• _WORK TASK_
What lines in the records below hold the string "that"? Please show them.

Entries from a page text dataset
══════════════════════════════

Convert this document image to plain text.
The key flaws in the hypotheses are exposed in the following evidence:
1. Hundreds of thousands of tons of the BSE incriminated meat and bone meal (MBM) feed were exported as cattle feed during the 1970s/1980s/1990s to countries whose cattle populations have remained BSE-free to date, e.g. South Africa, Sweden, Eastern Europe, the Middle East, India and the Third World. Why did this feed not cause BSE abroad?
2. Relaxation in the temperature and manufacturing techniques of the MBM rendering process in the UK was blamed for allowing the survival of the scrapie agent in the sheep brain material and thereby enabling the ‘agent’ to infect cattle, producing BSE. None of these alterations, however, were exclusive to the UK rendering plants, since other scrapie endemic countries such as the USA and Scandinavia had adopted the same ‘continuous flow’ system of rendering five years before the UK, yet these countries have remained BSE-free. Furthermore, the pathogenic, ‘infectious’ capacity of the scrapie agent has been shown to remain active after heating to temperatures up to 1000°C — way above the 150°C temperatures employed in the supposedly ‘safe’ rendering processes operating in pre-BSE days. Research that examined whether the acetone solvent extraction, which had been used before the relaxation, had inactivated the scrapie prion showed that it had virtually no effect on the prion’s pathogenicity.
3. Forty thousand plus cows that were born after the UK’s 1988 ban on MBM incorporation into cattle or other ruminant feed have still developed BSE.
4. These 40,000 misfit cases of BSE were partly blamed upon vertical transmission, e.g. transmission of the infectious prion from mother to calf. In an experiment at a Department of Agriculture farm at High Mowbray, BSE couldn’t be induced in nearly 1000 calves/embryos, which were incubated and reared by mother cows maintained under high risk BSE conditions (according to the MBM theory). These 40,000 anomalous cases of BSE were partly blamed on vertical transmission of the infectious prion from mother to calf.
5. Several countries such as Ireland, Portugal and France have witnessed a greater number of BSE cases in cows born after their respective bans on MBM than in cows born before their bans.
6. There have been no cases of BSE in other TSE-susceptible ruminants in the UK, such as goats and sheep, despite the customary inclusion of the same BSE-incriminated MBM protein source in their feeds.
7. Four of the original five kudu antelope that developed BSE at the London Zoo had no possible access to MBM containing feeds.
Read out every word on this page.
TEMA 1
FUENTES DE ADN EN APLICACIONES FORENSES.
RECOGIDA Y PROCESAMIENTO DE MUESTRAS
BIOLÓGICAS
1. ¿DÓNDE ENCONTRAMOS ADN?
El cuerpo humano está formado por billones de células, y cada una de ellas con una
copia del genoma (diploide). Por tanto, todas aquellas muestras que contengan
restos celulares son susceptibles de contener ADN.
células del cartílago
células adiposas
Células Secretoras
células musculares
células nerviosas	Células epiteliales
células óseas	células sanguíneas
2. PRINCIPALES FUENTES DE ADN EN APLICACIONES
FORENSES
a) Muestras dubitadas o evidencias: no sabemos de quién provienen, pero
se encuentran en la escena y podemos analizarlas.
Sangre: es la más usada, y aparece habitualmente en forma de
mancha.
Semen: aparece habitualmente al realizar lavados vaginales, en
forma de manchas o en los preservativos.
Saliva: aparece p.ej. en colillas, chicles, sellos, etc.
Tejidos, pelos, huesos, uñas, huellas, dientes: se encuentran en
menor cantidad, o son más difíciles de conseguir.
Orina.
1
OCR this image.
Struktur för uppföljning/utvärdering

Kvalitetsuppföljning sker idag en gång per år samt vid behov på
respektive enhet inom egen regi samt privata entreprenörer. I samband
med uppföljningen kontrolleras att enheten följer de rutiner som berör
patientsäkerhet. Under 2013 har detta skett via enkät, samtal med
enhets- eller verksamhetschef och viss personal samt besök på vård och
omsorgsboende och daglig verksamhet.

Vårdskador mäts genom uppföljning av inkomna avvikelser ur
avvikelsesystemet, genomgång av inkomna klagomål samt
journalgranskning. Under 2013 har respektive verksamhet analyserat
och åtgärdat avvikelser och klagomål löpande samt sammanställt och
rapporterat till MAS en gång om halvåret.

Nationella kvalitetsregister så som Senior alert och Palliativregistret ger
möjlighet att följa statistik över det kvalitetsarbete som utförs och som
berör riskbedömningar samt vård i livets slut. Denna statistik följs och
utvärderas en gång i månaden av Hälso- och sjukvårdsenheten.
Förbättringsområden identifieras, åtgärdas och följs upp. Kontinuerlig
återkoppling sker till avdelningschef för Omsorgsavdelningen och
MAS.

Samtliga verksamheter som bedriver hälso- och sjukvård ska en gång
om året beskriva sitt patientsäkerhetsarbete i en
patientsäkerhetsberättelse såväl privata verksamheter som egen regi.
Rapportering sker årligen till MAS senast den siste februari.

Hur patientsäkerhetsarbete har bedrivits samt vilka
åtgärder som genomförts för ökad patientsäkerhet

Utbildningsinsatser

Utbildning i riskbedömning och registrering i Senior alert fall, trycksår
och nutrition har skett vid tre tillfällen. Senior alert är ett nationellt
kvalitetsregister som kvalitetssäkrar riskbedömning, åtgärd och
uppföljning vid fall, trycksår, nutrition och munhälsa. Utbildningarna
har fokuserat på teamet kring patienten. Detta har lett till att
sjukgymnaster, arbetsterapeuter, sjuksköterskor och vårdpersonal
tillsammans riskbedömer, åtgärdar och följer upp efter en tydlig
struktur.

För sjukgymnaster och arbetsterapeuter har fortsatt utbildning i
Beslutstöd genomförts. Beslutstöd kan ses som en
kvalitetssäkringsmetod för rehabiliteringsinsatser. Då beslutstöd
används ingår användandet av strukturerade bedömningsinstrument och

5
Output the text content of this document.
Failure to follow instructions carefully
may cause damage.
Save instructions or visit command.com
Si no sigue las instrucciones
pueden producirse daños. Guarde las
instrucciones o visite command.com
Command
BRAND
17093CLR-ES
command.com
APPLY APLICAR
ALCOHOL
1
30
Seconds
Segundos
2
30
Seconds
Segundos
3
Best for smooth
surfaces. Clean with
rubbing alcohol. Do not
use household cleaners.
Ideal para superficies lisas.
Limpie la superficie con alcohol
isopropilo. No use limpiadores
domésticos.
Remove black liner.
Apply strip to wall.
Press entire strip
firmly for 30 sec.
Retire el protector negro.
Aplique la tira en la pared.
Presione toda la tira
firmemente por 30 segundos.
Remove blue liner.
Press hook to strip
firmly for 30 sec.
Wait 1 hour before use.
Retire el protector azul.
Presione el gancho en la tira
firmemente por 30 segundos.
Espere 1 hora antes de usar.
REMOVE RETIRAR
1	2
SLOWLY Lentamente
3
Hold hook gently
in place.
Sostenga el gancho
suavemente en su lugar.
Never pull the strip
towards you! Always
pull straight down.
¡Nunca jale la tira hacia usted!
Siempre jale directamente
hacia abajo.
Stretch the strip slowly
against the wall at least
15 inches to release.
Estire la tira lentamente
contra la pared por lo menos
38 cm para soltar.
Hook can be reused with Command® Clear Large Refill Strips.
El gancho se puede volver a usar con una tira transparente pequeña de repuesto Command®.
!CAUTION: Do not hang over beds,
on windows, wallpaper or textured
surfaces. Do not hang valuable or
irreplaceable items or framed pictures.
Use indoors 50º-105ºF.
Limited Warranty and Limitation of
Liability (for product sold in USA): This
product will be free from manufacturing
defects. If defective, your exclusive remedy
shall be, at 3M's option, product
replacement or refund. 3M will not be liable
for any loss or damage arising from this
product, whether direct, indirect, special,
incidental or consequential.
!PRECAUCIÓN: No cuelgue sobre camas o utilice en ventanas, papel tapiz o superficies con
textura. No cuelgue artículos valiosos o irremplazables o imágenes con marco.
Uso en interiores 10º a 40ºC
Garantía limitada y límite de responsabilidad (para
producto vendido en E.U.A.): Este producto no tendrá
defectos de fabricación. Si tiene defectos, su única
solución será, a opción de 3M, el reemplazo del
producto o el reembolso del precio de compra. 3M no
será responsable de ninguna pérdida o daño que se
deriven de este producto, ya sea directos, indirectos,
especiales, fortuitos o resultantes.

══════════════════════════════

• _SOLUTION TO THE PROBLEM_
2. Relaxation in the temperature and manufacturing techniques of the MBM rendering process in the UK was blamed for allowing the survival of the scrapie agent in the sheep brain material and thereby enabling the ‘agent’ to infect cattle, producing BSE. None of these alterations, however, were exclusive to the UK rendering plants, since other scrapie endemic countries such as the USA and Scandinavia had adopted the same ‘continuous flow’ system of rendering five years before the UK, yet these countries have remained BSE-free. Furthermore, the pathogenic, ‘infectious’ capacity of the scrapie agent has been shown to remain active after heating to temperatures up to 1000°C — way above the 150°C temperatures employed in the supposedly ‘safe’ rendering processes operating in pre-BSE days. Research that examined whether the acetone solvent extraction, which had been used before the relaxation, had inactivated the scrapie prion showed that it had virtually no effect on the prion’s pathogenicity.
3. Forty thousand plus cows that were born after the UK’s 1988 ban on MBM incorporation into cattle or other ruminant feed have still developed BSE.
7. Four of the original five kudu antelope that developed BSE at the London Zoo had no possible access to MBM containing feeds.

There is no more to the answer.